**Given instruction:**
Quote all of the entries word for word.

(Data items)

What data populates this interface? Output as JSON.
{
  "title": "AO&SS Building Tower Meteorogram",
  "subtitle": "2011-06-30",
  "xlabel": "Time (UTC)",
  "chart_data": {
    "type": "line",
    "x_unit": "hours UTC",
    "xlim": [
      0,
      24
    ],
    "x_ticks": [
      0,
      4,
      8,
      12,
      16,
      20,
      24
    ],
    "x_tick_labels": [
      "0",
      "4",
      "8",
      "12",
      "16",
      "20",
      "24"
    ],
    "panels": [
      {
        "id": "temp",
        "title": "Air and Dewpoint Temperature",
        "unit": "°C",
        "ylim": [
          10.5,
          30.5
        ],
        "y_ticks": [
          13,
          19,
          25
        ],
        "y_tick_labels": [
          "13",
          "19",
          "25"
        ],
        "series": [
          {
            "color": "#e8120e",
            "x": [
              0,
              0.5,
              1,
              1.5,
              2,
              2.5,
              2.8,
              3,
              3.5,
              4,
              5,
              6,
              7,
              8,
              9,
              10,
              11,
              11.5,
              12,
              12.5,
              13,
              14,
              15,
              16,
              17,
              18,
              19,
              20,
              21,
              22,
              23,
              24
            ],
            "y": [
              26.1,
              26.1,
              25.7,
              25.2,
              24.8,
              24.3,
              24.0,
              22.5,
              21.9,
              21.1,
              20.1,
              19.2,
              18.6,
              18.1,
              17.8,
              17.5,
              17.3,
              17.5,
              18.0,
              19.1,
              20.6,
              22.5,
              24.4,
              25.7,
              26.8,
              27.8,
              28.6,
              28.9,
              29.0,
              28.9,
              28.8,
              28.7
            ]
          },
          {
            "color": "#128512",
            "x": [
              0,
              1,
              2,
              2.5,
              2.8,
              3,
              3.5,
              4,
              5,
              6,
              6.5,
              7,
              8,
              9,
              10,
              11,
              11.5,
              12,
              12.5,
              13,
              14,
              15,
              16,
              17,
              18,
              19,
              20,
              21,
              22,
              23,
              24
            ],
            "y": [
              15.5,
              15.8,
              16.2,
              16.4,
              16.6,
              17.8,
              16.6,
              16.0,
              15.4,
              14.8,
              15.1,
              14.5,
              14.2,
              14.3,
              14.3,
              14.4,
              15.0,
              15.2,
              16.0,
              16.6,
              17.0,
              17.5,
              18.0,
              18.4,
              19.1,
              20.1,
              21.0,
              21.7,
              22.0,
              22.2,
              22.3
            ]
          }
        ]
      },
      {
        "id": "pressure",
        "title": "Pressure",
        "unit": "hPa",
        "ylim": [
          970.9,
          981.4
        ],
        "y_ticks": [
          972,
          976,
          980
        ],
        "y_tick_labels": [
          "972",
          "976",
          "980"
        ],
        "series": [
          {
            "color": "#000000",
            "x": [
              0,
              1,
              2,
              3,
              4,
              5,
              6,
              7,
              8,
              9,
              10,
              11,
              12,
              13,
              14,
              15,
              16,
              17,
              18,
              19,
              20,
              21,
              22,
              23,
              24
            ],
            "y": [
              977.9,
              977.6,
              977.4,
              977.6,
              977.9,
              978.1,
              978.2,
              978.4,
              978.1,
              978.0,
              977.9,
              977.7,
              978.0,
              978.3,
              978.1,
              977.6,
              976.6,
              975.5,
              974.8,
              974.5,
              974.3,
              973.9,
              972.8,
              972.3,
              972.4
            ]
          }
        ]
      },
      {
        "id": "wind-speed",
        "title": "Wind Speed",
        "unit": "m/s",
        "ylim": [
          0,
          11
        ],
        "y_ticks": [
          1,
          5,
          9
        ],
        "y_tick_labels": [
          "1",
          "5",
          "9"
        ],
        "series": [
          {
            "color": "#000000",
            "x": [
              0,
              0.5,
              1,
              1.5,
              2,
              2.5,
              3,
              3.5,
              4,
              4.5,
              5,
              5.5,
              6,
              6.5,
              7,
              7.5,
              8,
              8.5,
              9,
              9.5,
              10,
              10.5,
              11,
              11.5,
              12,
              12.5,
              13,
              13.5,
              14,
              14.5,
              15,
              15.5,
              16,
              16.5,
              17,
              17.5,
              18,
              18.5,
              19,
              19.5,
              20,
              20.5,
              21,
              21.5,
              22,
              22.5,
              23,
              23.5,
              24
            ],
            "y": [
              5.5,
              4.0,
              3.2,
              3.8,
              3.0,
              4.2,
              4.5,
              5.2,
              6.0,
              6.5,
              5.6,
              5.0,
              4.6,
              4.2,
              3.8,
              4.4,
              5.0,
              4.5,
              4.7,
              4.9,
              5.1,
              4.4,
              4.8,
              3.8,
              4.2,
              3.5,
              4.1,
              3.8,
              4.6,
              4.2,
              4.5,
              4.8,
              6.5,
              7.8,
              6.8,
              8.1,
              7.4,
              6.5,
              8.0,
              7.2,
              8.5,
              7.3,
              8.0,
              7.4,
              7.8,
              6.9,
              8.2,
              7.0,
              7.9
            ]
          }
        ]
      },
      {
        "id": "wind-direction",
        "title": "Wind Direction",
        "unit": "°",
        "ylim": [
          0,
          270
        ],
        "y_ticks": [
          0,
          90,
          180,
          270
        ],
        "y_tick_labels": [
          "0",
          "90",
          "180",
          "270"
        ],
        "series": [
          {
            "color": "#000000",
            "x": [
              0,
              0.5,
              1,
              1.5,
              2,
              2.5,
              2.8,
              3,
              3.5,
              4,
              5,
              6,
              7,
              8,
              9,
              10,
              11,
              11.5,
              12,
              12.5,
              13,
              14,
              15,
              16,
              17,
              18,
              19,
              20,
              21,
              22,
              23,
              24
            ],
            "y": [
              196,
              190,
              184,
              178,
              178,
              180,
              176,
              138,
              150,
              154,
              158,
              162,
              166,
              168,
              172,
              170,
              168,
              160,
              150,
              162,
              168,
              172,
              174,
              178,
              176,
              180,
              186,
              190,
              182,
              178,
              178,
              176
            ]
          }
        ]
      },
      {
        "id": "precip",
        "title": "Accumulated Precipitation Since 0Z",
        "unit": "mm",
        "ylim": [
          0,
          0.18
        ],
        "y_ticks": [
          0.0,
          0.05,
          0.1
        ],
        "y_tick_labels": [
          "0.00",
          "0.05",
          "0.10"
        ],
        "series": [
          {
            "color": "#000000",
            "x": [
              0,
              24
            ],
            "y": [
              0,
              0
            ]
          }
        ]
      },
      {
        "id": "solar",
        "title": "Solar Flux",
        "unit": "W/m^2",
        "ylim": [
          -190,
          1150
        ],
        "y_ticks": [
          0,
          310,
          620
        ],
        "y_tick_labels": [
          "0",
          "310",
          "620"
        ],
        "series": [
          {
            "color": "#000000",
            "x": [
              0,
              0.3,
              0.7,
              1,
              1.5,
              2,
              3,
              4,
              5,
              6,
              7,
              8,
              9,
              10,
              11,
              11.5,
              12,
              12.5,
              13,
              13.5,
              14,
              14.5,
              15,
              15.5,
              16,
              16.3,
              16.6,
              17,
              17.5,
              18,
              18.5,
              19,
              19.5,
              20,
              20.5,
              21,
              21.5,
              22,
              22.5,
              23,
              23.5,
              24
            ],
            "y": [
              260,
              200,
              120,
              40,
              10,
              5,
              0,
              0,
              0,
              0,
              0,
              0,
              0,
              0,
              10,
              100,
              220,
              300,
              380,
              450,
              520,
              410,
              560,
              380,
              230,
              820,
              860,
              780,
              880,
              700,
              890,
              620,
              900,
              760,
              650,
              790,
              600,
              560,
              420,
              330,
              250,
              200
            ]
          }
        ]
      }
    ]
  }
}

**Exercise output:**
What data populates this interface? Output as JSON.
{
  "title": "AO&SS Building Tower Meteorogram",
  "subtitle": "2011-06-30",
  "xlabel": "Time (UTC)",
  "chart_data": {
    "type": "line",
    "x_unit": "hours UTC",
    "xlim": [
      0,
      24
    ],
    "x_ticks": [
      0,
      4,
      8,
      12,
      16,
      20,
      24
    ],
    "x_tick_labels": [
      "0",
      "4",
      "8",
      "12",
      "16",
      "20",
      "24"
    ],
    "panels": [
      {
        "id": "temp",
        "title": "Air and Dewpoint Temperature",
        "unit": "°C",
        "ylim": [
          10.5,
          30.5
        ],
        "y_ticks": [
          13,
          19,
          25
        ],
        "y_tick_labels": [
          "13",
          "19",
          "25"
        ],
        "series": [
          {
            "color": "#e8120e",
            "x": [
              0,
              0.5,
              1,
              1.5,
              2,
              2.5,
              2.8,
              3,
              3.5,
              4,
              5,
              6,
              7,
              8,
              9,
              10,
              11,
              11.5,
              12,
              12.5,
              13,
              14,
              15,
              16,
              17,
              18,
              19,
              20,
              21,
              22,
              23,
              24
            ],
            "y": [
              26.1,
              26.1,
              25.7,
              25.2,
              24.8,
              24.3,
              24.0,
              22.5,
              21.9,
              21.1,
              20.1,
              19.2,
              18.6,
              18.1,
              17.8,
              17.5,
              17.3,
              17.5,
              18.0,
              19.1,
              20.6,
              22.5,
              24.4,
              25.7,
              26.8,
              27.8,
              28.6,
              28.9,
              29.0,
              28.9,
              28.8,
              28.7
            ]
          },
          {
            "color": "#128512",
            "x": [
              0,
              1,
              2,
              2.5,
              2.8,
              3,
              3.5,
              4,
              5,
              6,
              6.5,
              7,
              8,
              9,
              10,
              11,
              11.5,
              12,
              12.5,
              13,
              14,
              15,
              16,
              17,
              18,
              19,
              20,
              21,
              22,
              23,
              24
            ],
            "y": [
              15.5,
              15.8,
              16.2,
              16.4,
              16.6,
              17.8,
              16.6,
              16.0,
              15.4,
              14.8,
              15.1,
              14.5,
              14.2,
              14.3,
              14.3,
              14.4,
              15.0,
              15.2,
              16.0,
              16.6,
              17.0,
              17.5,
              18.0,
              18.4,
              19.1,
              20.1,
              21.0,
              21.7,
              22.0,
              22.2,
              22.3
            ]
          }
        ]
      },
      {
        "id": "pressure",
        "title": "Pressure",
        "unit": "hPa",
        "ylim": [
          970.9,
          981.4
        ],
        "y_ticks": [
          972,
          976,
          980
        ],
        "y_tick_labels": [
          "972",
          "976",
          "980"
        ],
        "series": [
          {
            "color": "#000000",
            "x": [
              0,
              1,
              2,
              3,
              4,
              5,
              6,
              7,
              8,
              9,
              10,
              11,
              12,
              13,
              14,
              15,
              16,
              17,
              18,
              19,
              20,
              21,
              22,
              23,
              24
            ],
            "y": [
              977.9,
              977.6,
              977.4,
              977.6,
              977.9,
              978.1,
              978.2,
              978.4,
              978.1,
              978.0,
              977.9,
              977.7,
              978.0,
              978.3,
              978.1,
              977.6,
              976.6,
              975.5,
              974.8,
              974.5,
              974.3,
              973.9,
              972.8,
              972.3,
              972.4
            ]
          }
        ]
      },
      {
        "id": "wind-speed",
        "title": "Wind Speed",
        "unit": "m/s",
        "ylim": [
          0,
          11
        ],
        "y_ticks": [
          1,
          5,
          9
        ],
        "y_tick_labels": [
          "1",
          "5",
          "9"
        ],
        "series": [
          {
            "color": "#000000",
            "x": [
              0,
              0.5,
              1,
              1.5,
              2,
              2.5,
              3,
              3.5,
              4,
              4.5,
              5,
              5.5,
              6,
              6.5,
              7,
              7.5,
              8,
              8.5,
              9,
              9.5,
              10,
              10.5,
              11,
              11.5,
              12,
              12.5,
              13,
              13.5,
              14,
              14.5,
              15,
              15.5,
              16,
              16.5,
              17,
              17.5,
              18,
              18.5,
              19,
              19.5,
              20,
              20.5,
              21,
              21.5,
              22,
              22.5,
              23,
              23.5,
              24
            ],
            "y": [
              5.5,
              4.0,
              3.2,
              3.8,
              3.0,
              4.2,
              4.5,
              5.2,
              6.0,
              6.5,
              5.6,
              5.0,
              4.6,
              4.2,
              3.8,
              4.4,
              5.0,
              4.5,
              4.7,
              4.9,
              5.1,
              4.4,
              4.8,
              3.8,
              4.2,
              3.5,
              4.1,
              3.8,
              4.6,
              4.2,
              4.5,
              4.8,
              6.5,
              7.8,
              6.8,
              8.1,
              7.4,
              6.5,
              8.0,
              7.2,
              8.5,
              7.3,
              8.0,
              7.4,
              7.8,
              6.9,
              8.2,
              7.0,
              7.9
            ]
          }
        ]
      },
      {
        "id": "wind-direction",
        "title": "Wind Direction",
        "unit": "°",
        "ylim": [
          0,
          270
        ],
        "y_ticks": [
          0,
          90,
          180,
          270
        ],
        "y_tick_labels": [
          "0",
          "90",
          "180",
          "270"
        ],
        "series": [
          {
            "color": "#000000",
            "x": [
              0,
              0.5,
              1,
              1.5,
              2,
              2.5,
              2.8,
              3,
              3.5,
              4,
              5,
              6,
              7,
              8,
              9,
              10,
              11,
              11.5,
              12,
              12.5,
              13,
              14,
              15,
              16,
              17,
              18,
              19,
              20,
              21,
              22,
              23,
              24
            ],
            "y": [
              196,
              190,
              184,
              178,
              178,
              180,
              176,
              138,
              150,
              154,
              158,
              162,
              166,
              168,
              172,
              170,
              168,
              160,
              150,
              162,
              168,
              172,
              174,
              178,
              176,
              180,
              186,
              190,
              182,
              178,
              178,
              176
            ]
          }
        ]
      },
      {
        "id": "precip",
        "title": "Accumulated Precipitation Since 0Z",
        "unit": "mm",
        "ylim": [
          0,
          0.18
        ],
        "y_ticks": [
          0.0,
          0.05,
          0.1
        ],
        "y_tick_labels": [
          "0.00",
          "0.05",
          "0.10"
        ],
        "series": [
          {
            "color": "#000000",
            "x": [
              0,
              24
            ],
            "y": [
              0,
              0
            ]
          }
        ]
      },
      {
        "id": "solar",
        "title": "Solar Flux",
        "unit": "W/m^2",
        "ylim": [
          -190,
          1150
        ],
        "y_ticks": [
          0,
          310,
          620
        ],
        "y_tick_labels": [
          "0",
          "310",
          "620"
        ],
        "series": [
          {
            "color": "#000000",
            "x": [
              0,
              0.3,
              0.7,
              1,
              1.5,
              2,
              3,
              4,
              5,
              6,
              7,
              8,
              9,
              10,
              11,
              11.5,
              12,
              12.5,
              13,
              13.5,
              14,
              14.5,
              15,
              15.5,
              16,
              16.3,
              16.6,
              17,
              17.5,
              18,
              18.5,
              19,
              19.5,
              20,
              20.5,
              21,
              21.5,
              22,
              22.5,
              23,
              23.5,
              24
            ],
            "y": [
              260,
              200,
              120,
              40,
              10,
              5,
              0,
              0,
              0,
              0,
              0,
              0,
              0,
              0,
              10,
              100,
              220,
              300,
              380,
              450,
              520,
              410,
              560,
              380,
              230,
              820,
              860,
              780,
              880,
              700,
              890,
              620,
              900,
              760,
              650,
              790,
              600,
              560,
              420,
              330,
              250,
              200
            ]
          }
        ]
      }
    ]
  }
}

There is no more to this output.